Aim of the exercise: Your task is to copy every line of the entries that contains "трансферты".

[Start]

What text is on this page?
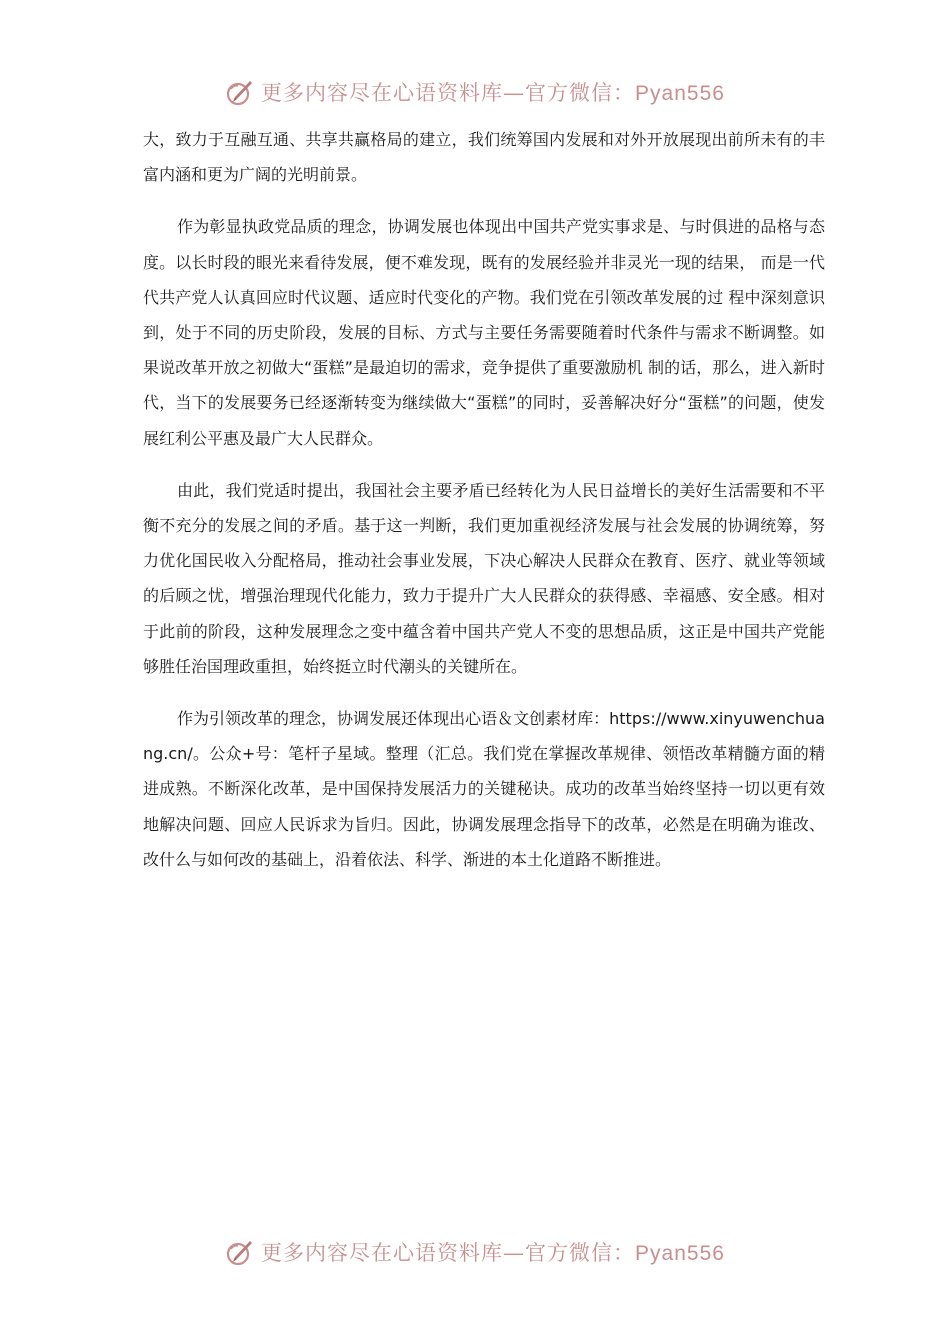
更多内容尽在心语资料库—官方微信：Pyan556

大，致力于互融互通、共享共赢格局的建立，我们统筹国内发展和对外开放展现出前所未有的丰富内涵和更为广阔的光明前景。

作为彰显执政党品质的理念，协调发展也体现出中国共产党实事求是、与时俱进的品格与态度。以长时段的眼光来看待发展，便不难发现，既有的发展经验并非灵光一现的结果， 而是一代代共产党人认真回应时代议题、适应时代变化的产物。我们党在引领改革发展的过 程中深刻意识到，处于不同的历史阶段，发展的目标、方式与主要任务需要随着时代条件与需求不断调整。如果说改革开放之初做大“蛋糕”是最迫切的需求，竞争提供了重要激励机 制的话，那么，进入新时代，当下的发展要务已经逐渐转变为继续做大“蛋糕”的同时，妥善解决好分“蛋糕”的问题，使发展红利公平惠及最广大人民群众。

由此，我们党适时提出，我国社会主要矛盾已经转化为人民日益增长的美好生活需要和不平衡不充分的发展之间的矛盾。基于这一判断，我们更加重视经济发展与社会发展的协调统筹，努力优化国民收入分配格局，推动社会事业发展，下决心解决人民群众在教育、医疗、就业等领域的后顾之忧，增强治理现代化能力，致力于提升广大人民群众的获得感、幸福感、安全感。相对于此前的阶段，这种发展理念之变中蕴含着中国共产党人不变的思想品质，这正是中国共产党能够胜任治国理政重担，始终挺立时代潮头的关键所在。

作为引领改革的理念，协调发展还体现出心语＆文创素材库：https://www.xinyuwenchuang.cn/。公众+号：笔杆子星域。整理（汇总。我们党在掌握改革规律、领悟改革精髓方面的精进成熟。不断深化改革，是中国保持发展活力的关键秘诀。成功的改革当始终坚持一切以更有效地解决问题、回应人民诉求为旨归。因此，协调发展理念指导下的改革，必然是在明确为谁改、改什么与如何改的基础上，沿着依法、科学、渐进的本土化道路不断推进。

更多内容尽在心语资料库—官方微信：Pyan556
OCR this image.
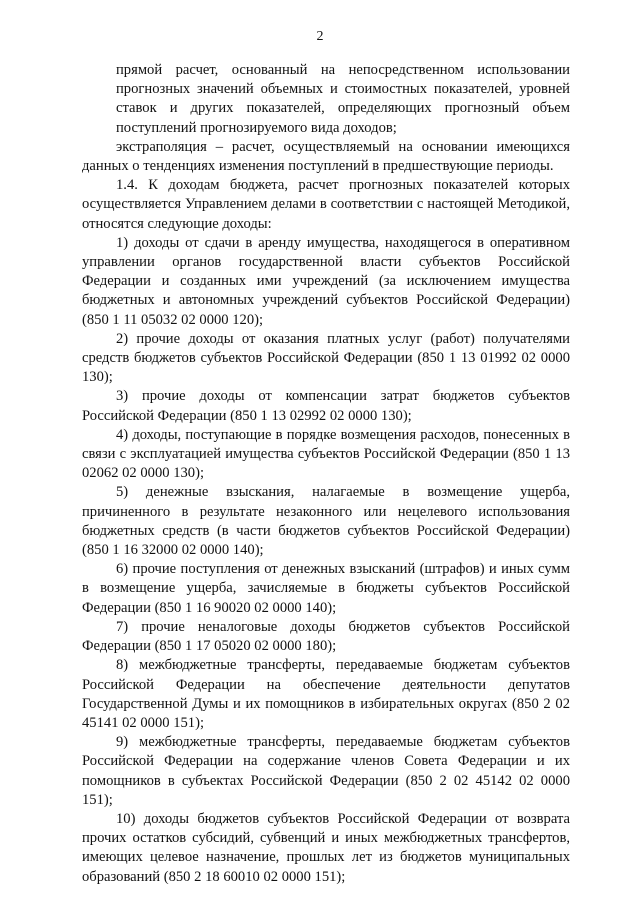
2

прямой расчет, основанный на непосредственном использовании прогнозных значений объемных и стоимостных показателей, уровней ставок и других показателей, определяющих прогнозный объем поступлений прогнозируемого вида доходов;

экстраполяция – расчет, осуществляемый на основании имеющихся данных о тенденциях изменения поступлений в предшествующие периоды.

1.4. К доходам бюджета, расчет прогнозных показателей которых осуществляется Управлением делами в соответствии с настоящей Методикой, относятся следующие доходы:

1) доходы от сдачи в аренду имущества, находящегося в оперативном управлении органов государственной власти субъектов Российской Федерации и созданных ими учреждений (за исключением имущества бюджетных и автономных учреждений субъектов Российской Федерации) (850 1 11 05032 02 0000 120);

2) прочие доходы от оказания платных услуг (работ) получателями средств бюджетов субъектов Российской Федерации (850 1 13 01992 02 0000 130);

3) прочие доходы от компенсации затрат бюджетов субъектов Российской Федерации (850 1 13 02992 02 0000 130);

4) доходы, поступающие в порядке возмещения расходов, понесенных в связи с эксплуатацией имущества субъектов Российской Федерации (850 1 13 02062 02 0000 130);

5) денежные взыскания, налагаемые в возмещение ущерба, причиненного в результате незаконного или нецелевого использования бюджетных средств (в части бюджетов субъектов Российской Федерации) (850 1 16 32000 02 0000 140);

6) прочие поступления от денежных взысканий (штрафов) и иных сумм в возмещение ущерба, зачисляемые в бюджеты субъектов Российской Федерации (850 1 16 90020 02 0000 140);

7) прочие неналоговые доходы бюджетов субъектов Российской Федерации (850 1 17 05020 02 0000 180);

8) межбюджетные трансферты, передаваемые бюджетам субъектов Российской Федерации на обеспечение деятельности депутатов Государственной Думы и их помощников в избирательных округах (850 2 02 45141 02 0000 151);

9) межбюджетные трансферты, передаваемые бюджетам субъектов Российской Федерации на содержание членов Совета Федерации и их помощников в субъектах Российской Федерации (850 2 02 45142 02 0000 151);

10) доходы бюджетов субъектов Российской Федерации от возврата прочих остатков субсидий, субвенций и иных межбюджетных трансфертов, имеющих целевое назначение, прошлых лет из бюджетов муниципальных образований (850 2 18 60010 02 0000 151);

[End]

Problem solution:
8) межбюджетные трансферты, передаваемые бюджетам субъектов Российской Федерации на обеспечение деятельности депутатов Государственной Думы и их помощников в избирательных округах (850 2 02 45141 02 0000 151);
9) межбюджетные трансферты, передаваемые бюджетам субъектов Российской Федерации на содержание членов Совета Федерации и их помощников в субъектах Российской Федерации (850 2 02 45142 02 0000 151);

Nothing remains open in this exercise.